Stored entries:
■ ■ ■ ■ ■ ■ ■

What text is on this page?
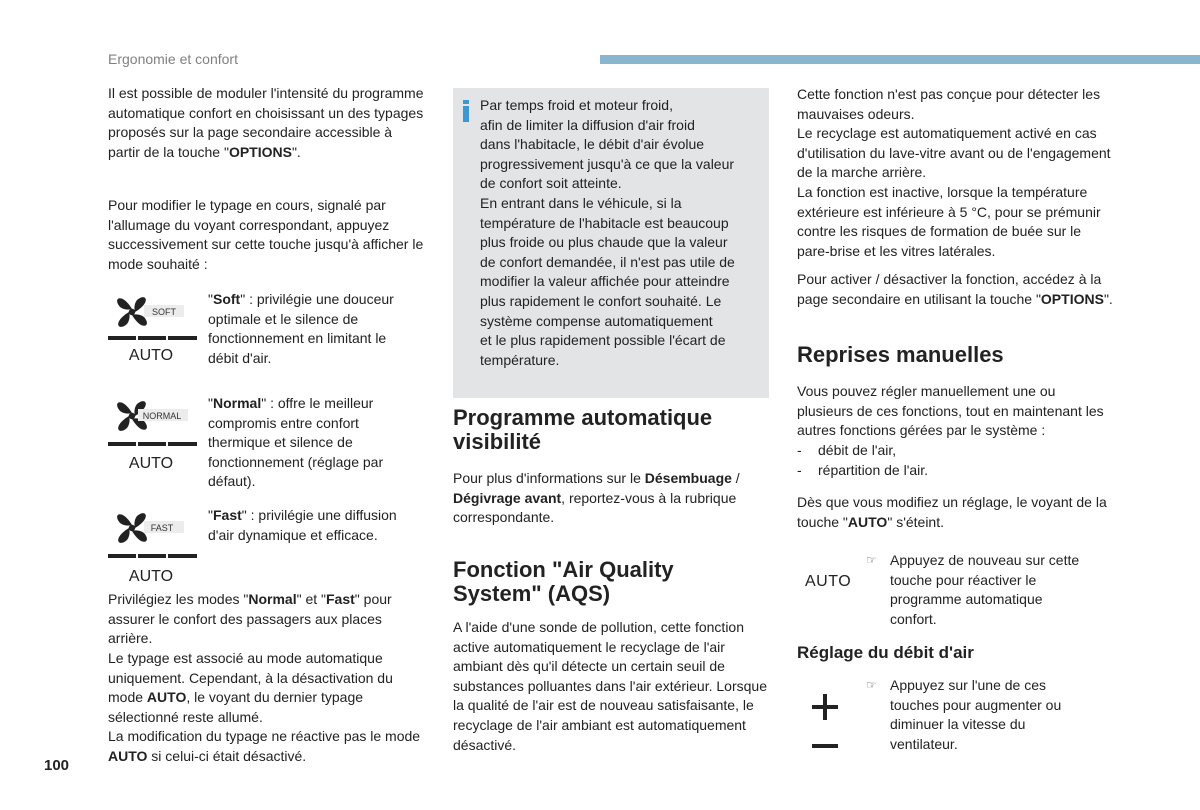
Ergonomie et confort
100

Il est possible de moduler l'intensité du programme automatique confort en choisissant un des typages proposés sur la page secondaire accessible à partir de la touche "OPTIONS".

Pour modifier le typage en cours, signalé par l'allumage du voyant correspondant, appuyez successivement sur cette touche jusqu'à afficher le mode souhaité :

SOFT
AUTO

"Soft" : privilégie une douceur optimale et le silence de fonctionnement en limitant le débit d'air.

NORMAL
AUTO

"Normal" : offre le meilleur compromis entre confort thermique et silence de fonctionnement (réglage par défaut).

FAST
AUTO

"Fast" : privilégie une diffusion d'air dynamique et efficace.

Privilégiez les modes "Normal" et "Fast" pour assurer le confort des passagers aux places arrière.

Le typage est associé au mode automatique uniquement. Cependant, à la désactivation du mode AUTO, le voyant du dernier typage sélectionné reste allumé.

La modification du typage ne réactive pas le mode AUTO si celui-ci était désactivé.

Par temps froid et moteur froid,
afin de limiter la diffusion d'air froid
dans l'habitacle, le débit d'air évolue
progressivement jusqu'à ce que la valeur
de confort soit atteinte.
En entrant dans le véhicule, si la
température de l'habitacle est beaucoup
plus froide ou plus chaude que la valeur
de confort demandée, il n'est pas utile de
modifier la valeur affichée pour atteindre
plus rapidement le confort souhaité. Le
système compense automatiquement
et le plus rapidement possible l'écart de
température.
Programme automatique visibilité

Pour plus d'informations sur le Désembuage / Dégivrage avant, reportez-vous à la rubrique correspondante.

Fonction "Air Quality System" (AQS)

A l'aide d'une sonde de pollution, cette fonction active automatiquement le recyclage de l'air ambiant dès qu'il détecte un certain seuil de substances polluantes dans l'air extérieur. Lorsque la qualité de l'air est de nouveau satisfaisante, le recyclage de l'air ambiant est automatiquement désactivé.

Cette fonction n'est pas conçue pour détecter les mauvaises odeurs.

Le recyclage est automatiquement activé en cas d'utilisation du lave-vitre avant ou de l'engagement de la marche arrière.

La fonction est inactive, lorsque la température extérieure est inférieure à 5 °C, pour se prémunir contre les risques de formation de buée sur le pare-brise et les vitres latérales.

Pour activer / désactiver la fonction, accédez à la page secondaire en utilisant la touche "OPTIONS".

Reprises manuelles

Vous pouvez régler manuellement une ou plusieurs de ces fonctions, tout en maintenant les autres fonctions gérées par le système :

- débit de l'air,
- répartition de l'air.

Dès que vous modifiez un réglage, le voyant de la touche "AUTO" s'éteint.

AUTO
☞ Appuyez de nouveau sur cette touche pour réactiver le programme automatique confort.
Réglage du débit d'air
☞ Appuyez sur l'une de ces touches pour augmenter ou diminuer la vitesse du ventilateur.
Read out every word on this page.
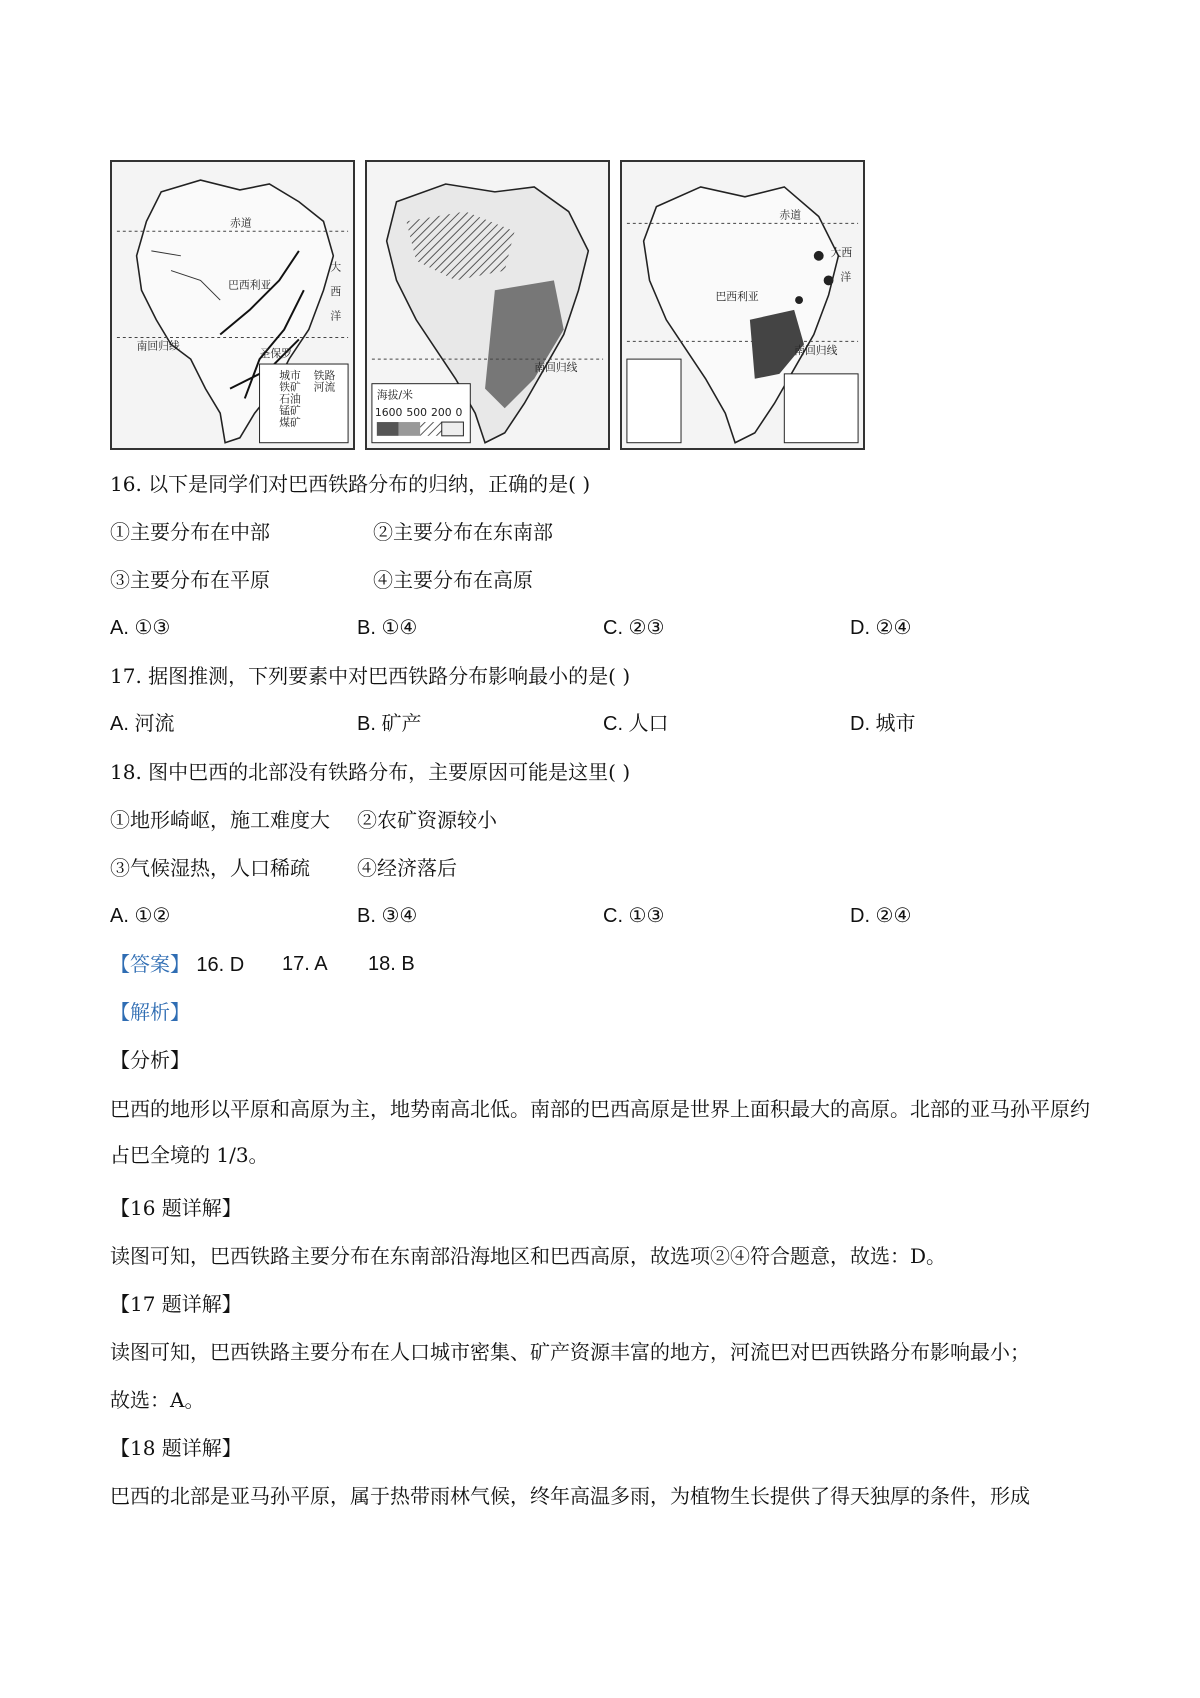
赤道
大
西
洋
巴西利亚
南回归线
圣保罗
城市
铁矿
石油
锰矿
煤矿
铁路
河流
海拔/米
1600 500 200 0
南回归线
赤道
大西
洋
巴西利亚
南回归线
16. 以下是同学们对巴西铁路分布的归纳，正确的是( )
①主要分布在中部	②主要分布在东南部
③主要分布在平原	④主要分布在高原
A. ①③	B. ①④	C. ②③	D. ②④
17. 据图推测，下列要素中对巴西铁路分布影响最小的是( )
A. 河流	B. 矿产	C. 人口	D. 城市
18. 图中巴西的北部没有铁路分布，主要原因可能是这里( )
①地形崎岖，施工难度大 ②农矿资源较小
③气候湿热，人口稀疏 ④经济落后
A. ①②	B. ③④	C. ①③	D. ②④
【答案】 16. D 17. A 18. B
【解析】
【分析】
巴西的地形以平原和高原为主，地势南高北低。南部的巴西高原是世界上面积最大的高原。北部的亚马孙平原约占巴全境的 1/3。
【16 题详解】
读图可知，巴西铁路主要分布在东南部沿海地区和巴西高原，故选项②④符合题意，故选：D。
【17 题详解】
读图可知，巴西铁路主要分布在人口城市密集、矿产资源丰富的地方，河流巴对巴西铁路分布影响最小；
故选：A。
【18 题详解】
巴西的北部是亚马孙平原，属于热带雨林气候，终年高温多雨，为植物生长提供了得天独厚的条件，形成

■ ■ ■ ■ ■ ■ ■

> **Directions**
The records above must be printed exactly; the pictures stay out.

> **Answer to the exercise**
What text is on this page?
Ergonomie et confort
100

Il est possible de moduler l'intensité du programme automatique confort en choisissant un des typages proposés sur la page secondaire accessible à partir de la touche "OPTIONS".

Pour modifier le typage en cours, signalé par l'allumage du voyant correspondant, appuyez successivement sur cette touche jusqu'à afficher le mode souhaité :

SOFT
AUTO

"Soft" : privilégie une douceur optimale et le silence de fonctionnement en limitant le débit d'air.

NORMAL
AUTO

"Normal" : offre le meilleur compromis entre confort thermique et silence de fonctionnement (réglage par défaut).

FAST
AUTO

"Fast" : privilégie une diffusion d'air dynamique et efficace.

Privilégiez les modes "Normal" et "Fast" pour assurer le confort des passagers aux places arrière.

Le typage est associé au mode automatique uniquement. Cependant, à la désactivation du mode AUTO, le voyant du dernier typage sélectionné reste allumé.

La modification du typage ne réactive pas le mode AUTO si celui-ci était désactivé.

Par temps froid et moteur froid,
afin de limiter la diffusion d'air froid
dans l'habitacle, le débit d'air évolue
progressivement jusqu'à ce que la valeur
de confort soit atteinte.
En entrant dans le véhicule, si la
température de l'habitacle est beaucoup
plus froide ou plus chaude que la valeur
de confort demandée, il n'est pas utile de
modifier la valeur affichée pour atteindre
plus rapidement le confort souhaité. Le
système compense automatiquement
et le plus rapidement possible l'écart de
température.
Programme automatique visibilité

Pour plus d'informations sur le Désembuage / Dégivrage avant, reportez-vous à la rubrique correspondante.

Fonction "Air Quality System" (AQS)

A l'aide d'une sonde de pollution, cette fonction active automatiquement le recyclage de l'air ambiant dès qu'il détecte un certain seuil de substances polluantes dans l'air extérieur. Lorsque la qualité de l'air est de nouveau satisfaisante, le recyclage de l'air ambiant est automatiquement désactivé.

Cette fonction n'est pas conçue pour détecter les mauvaises odeurs.

Le recyclage est automatiquement activé en cas d'utilisation du lave-vitre avant ou de l'engagement de la marche arrière.

La fonction est inactive, lorsque la température extérieure est inférieure à 5 °C, pour se prémunir contre les risques de formation de buée sur le pare-brise et les vitres latérales.

Pour activer / désactiver la fonction, accédez à la page secondaire en utilisant la touche "OPTIONS".

Reprises manuelles

Vous pouvez régler manuellement une ou plusieurs de ces fonctions, tout en maintenant les autres fonctions gérées par le système :

- débit de l'air,
- répartition de l'air.

Dès que vous modifiez un réglage, le voyant de la touche "AUTO" s'éteint.

AUTO
☞ Appuyez de nouveau sur cette touche pour réactiver le programme automatique confort.
Réglage du débit d'air
☞ Appuyez sur l'une de ces touches pour augmenter ou diminuer la vitesse du ventilateur.
Read out every word on this page.
赤道
大
西
洋
巴西利亚
南回归线
圣保罗
城市
铁矿
石油
锰矿
煤矿
铁路
河流
海拔/米
1600 500 200 0
南回归线
赤道
大西
洋
巴西利亚
南回归线
16. 以下是同学们对巴西铁路分布的归纳，正确的是( )
①主要分布在中部	②主要分布在东南部
③主要分布在平原	④主要分布在高原
A. ①③	B. ①④	C. ②③	D. ②④
17. 据图推测，下列要素中对巴西铁路分布影响最小的是( )
A. 河流	B. 矿产	C. 人口	D. 城市
18. 图中巴西的北部没有铁路分布，主要原因可能是这里( )
①地形崎岖，施工难度大 ②农矿资源较小
③气候湿热，人口稀疏 ④经济落后
A. ①②	B. ③④	C. ①③	D. ②④
【答案】 16. D 17. A 18. B
【解析】
【分析】
巴西的地形以平原和高原为主，地势南高北低。南部的巴西高原是世界上面积最大的高原。北部的亚马孙平原约占巴全境的 1/3。
【16 题详解】
读图可知，巴西铁路主要分布在东南部沿海地区和巴西高原，故选项②④符合题意，故选：D。
【17 题详解】
读图可知，巴西铁路主要分布在人口城市密集、矿产资源丰富的地方，河流巴对巴西铁路分布影响最小；
故选：A。
【18 题详解】
巴西的北部是亚马孙平原，属于热带雨林气候，终年高温多雨，为植物生长提供了得天独厚的条件，形成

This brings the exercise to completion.